▸ ЗАДАНИЕ A: Перепишите нумерованным списком строки записей, начиная с первой строки записей и заканчивая строкой, в которой есть «cell-description[interactable]: Production Planner», включая обе крайние строки. Пустые строки не включайте.

▸ ОТРЫВОК ИСТОЧНИКА:
Несмотря на отмену в прошлом веке кастовой системы, она до сих пор негласно присутствует и определяет жизнь современной Индии. Согласно индуистскому мировоззрению, человек должен смириться со своим местом в социальной стратификации, поскольку касты существует объективно. У каждого свой кармический путь. Как системообразующий вектор и скрепляющая сила индуизма, идея варн фундирует образ и уклад жизни индийцев [16, с. 65]. Как бы это не звучало парадоксально, но архаические идеи продолжают жить в XXI веке, и ярким свидетельством тому является тот факт, что гроссмейстер экстра-класса Вишванатан Ананд, чемпион мира (2007-2013 гг.), принадлежит к брахманам.

Очевидно, что Индия является классической страной символов, но лишь небольшая группа историков шахмат (Н.М. Рудин, П. Бидев) брала на себя труд рассматривать древнеиндийское наименование шахмат и ее фигур сквозь призму идей философско-религиозного символизма.

В манускрипте испанского короля Альфонсо X в Кастилии (1251-1284), есть сведения о разновидности шахмат, в которых 4 играющих человека символизируют столкновение между следующими частями:

Таблица 2

Разновидности игроков в древнеиндийской символике

Древнеиндийским ученым принадлежит теория о сложносоставном характере любого природного элемента, суть которой заключается в том, что в своей структуре любого феномена можно обнаружить символическое присутствие восьми восьмерок. Из них четыре вытекает из природы самого элемента, а следующие четыре восьмерки образуются путем сложения остальных элементов [135]. Посмотрим, как эта концепция реализуется в шахматной игре.

Анализ начнем с самых слабых единиц. Пешки, по своей природе, считаются начальными формами элементов. Они являются источником движения великой стихии и могут превращаться в другую фигуру кроме короля.

Ладьи (колесницы) для индийцев традиционно символизируют землю и земное тело человека.

Конь, который располагается рядом с колесницей, символизирует жидкий элемент природы — воду. Два его Г-образных хода изображают полумесяц, который является индийским (брахманическим) символом воды [135].

▸ ЗАДАНИЕ B: Почему, согласно отрывку о кастах и шахматной символике Индии, конь в шахматах символизирует воду? Ответьте одним-тремя предложениями.

▸ МАТЕРИАЛ ДЛЯ УПРАЖНЕНИЯ:

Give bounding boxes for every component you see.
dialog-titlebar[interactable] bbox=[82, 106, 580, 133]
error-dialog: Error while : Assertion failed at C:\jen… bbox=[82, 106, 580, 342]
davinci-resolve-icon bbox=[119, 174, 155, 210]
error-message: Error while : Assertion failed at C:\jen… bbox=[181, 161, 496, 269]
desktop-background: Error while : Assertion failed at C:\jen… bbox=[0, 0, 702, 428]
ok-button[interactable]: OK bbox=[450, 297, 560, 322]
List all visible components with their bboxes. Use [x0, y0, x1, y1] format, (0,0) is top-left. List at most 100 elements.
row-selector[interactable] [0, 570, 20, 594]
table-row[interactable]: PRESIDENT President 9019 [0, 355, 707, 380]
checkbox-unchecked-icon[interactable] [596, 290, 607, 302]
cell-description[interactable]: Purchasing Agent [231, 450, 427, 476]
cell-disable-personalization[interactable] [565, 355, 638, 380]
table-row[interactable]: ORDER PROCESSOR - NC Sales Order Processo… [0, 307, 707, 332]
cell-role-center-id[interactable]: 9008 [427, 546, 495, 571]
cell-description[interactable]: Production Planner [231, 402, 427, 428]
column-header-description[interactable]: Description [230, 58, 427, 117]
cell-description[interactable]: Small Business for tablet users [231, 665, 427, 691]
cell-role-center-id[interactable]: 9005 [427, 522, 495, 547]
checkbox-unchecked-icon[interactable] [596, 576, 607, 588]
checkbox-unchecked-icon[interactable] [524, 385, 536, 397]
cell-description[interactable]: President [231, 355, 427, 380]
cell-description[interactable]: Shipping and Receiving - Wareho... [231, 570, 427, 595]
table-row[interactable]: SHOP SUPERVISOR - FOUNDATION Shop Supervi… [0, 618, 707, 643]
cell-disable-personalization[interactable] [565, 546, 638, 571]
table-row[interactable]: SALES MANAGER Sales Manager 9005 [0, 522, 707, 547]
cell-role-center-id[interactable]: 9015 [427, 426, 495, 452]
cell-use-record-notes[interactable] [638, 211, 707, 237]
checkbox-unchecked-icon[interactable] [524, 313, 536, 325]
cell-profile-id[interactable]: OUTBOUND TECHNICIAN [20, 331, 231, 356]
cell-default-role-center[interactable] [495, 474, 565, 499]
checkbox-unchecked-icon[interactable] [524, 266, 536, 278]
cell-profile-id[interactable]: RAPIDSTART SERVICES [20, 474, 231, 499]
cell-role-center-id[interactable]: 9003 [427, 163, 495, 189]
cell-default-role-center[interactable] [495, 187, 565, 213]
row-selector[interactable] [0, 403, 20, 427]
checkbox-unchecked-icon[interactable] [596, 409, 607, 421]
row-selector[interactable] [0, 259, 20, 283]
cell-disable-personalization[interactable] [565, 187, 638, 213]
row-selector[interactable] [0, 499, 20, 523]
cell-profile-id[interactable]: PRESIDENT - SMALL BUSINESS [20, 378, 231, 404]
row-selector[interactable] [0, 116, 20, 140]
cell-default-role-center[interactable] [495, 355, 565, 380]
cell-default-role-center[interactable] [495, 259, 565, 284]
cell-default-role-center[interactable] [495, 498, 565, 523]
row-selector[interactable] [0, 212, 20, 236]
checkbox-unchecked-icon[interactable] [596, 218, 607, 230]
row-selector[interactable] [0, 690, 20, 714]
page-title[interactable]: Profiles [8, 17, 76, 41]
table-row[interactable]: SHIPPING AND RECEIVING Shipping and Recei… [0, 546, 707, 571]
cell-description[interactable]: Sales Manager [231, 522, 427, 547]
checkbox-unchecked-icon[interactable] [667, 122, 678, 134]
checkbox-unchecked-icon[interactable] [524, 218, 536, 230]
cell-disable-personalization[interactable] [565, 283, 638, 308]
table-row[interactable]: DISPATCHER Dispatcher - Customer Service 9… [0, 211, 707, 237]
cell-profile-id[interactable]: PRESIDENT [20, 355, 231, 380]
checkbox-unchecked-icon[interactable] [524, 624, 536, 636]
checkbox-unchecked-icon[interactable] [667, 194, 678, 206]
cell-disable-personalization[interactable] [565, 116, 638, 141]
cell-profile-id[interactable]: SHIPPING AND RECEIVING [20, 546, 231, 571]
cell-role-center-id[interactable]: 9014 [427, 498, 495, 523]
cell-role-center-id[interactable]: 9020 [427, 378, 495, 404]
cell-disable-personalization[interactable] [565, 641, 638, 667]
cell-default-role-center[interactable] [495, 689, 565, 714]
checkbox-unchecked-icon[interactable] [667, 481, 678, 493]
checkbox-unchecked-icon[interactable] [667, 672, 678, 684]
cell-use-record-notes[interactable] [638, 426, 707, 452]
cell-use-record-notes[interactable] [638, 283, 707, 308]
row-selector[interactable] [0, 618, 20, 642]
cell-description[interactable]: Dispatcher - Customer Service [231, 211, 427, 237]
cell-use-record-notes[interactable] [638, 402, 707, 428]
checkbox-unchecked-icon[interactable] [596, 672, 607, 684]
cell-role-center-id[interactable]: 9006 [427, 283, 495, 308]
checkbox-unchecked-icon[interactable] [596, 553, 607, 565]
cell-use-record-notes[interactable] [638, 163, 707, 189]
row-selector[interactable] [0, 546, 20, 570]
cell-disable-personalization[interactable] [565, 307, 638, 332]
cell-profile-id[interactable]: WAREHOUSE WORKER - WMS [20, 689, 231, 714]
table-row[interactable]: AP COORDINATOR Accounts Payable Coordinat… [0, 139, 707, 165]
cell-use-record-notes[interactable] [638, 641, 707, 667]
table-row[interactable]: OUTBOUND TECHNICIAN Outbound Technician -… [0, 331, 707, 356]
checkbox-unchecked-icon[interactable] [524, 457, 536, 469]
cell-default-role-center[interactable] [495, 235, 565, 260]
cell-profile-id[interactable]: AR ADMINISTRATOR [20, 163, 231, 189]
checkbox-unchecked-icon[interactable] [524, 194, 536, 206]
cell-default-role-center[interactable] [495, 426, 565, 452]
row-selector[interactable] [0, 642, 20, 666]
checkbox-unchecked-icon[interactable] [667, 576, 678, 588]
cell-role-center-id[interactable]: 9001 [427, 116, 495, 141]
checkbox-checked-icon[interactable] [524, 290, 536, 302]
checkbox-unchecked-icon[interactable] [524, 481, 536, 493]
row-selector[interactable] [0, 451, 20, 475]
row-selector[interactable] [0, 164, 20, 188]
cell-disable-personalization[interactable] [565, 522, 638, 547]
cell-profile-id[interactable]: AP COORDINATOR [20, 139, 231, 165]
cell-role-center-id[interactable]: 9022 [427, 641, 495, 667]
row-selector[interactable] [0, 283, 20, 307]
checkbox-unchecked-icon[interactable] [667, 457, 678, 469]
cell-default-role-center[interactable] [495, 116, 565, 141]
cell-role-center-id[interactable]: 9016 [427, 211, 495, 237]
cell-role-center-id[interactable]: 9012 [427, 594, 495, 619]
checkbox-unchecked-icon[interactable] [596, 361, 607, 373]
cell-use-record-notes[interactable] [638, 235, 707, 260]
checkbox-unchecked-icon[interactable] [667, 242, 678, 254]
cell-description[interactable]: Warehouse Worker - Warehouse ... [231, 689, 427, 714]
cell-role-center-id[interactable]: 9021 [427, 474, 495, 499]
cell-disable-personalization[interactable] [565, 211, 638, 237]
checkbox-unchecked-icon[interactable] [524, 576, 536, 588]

▸ ОЖИДАЕМЫЙ ОТВЕТ A:
1. Give bounding boxes for every component you see.
2. dialog-titlebar[interactable] bbox=[82, 106, 580, 133]
3. error-dialog: Error while : Assertion failed at C:\jen… bbox=[82, 106, 580, 342]
4. davinci-resolve-icon bbox=[119, 174, 155, 210]
5. error-message: Error while : Assertion failed at C:\jen… bbox=[181, 161, 496, 269]
6. desktop-background: Error while : Assertion failed at C:\jen… bbox=[0, 0, 702, 428]
7. ok-button[interactable]: OK bbox=[450, 297, 560, 322]
8. List all visible components with their bboxes. Use [x0, y0, x1, y1] format, (0,0) is top-left. List at most 100 elements.
9. row-selector[interactable] [0, 570, 20, 594]
10. table-row[interactable]: PRESIDENT President 9019 [0, 355, 707, 380]
11. checkbox-unchecked-icon[interactable] [596, 290, 607, 302]
12. cell-description[interactable]: Purchasing Agent [231, 450, 427, 476]
13. cell-disable-personalization[interactable] [565, 355, 638, 380]
14. table-row[interactable]: ORDER PROCESSOR - NC Sales Order Processo… [0, 307, 707, 332]
15. cell-role-center-id[interactable]: 9008 [427, 546, 495, 571]
16. cell-description[interactable]: Production Planner [231, 402, 427, 428]

▸ ОЖИДАЕМЫЙ ОТВЕТ B: Два Г-образных хода коня изображают полумесяц. Полумесяц же в Индии служит брахманическим символом воды, поэтому конь и символизирует этот элемент.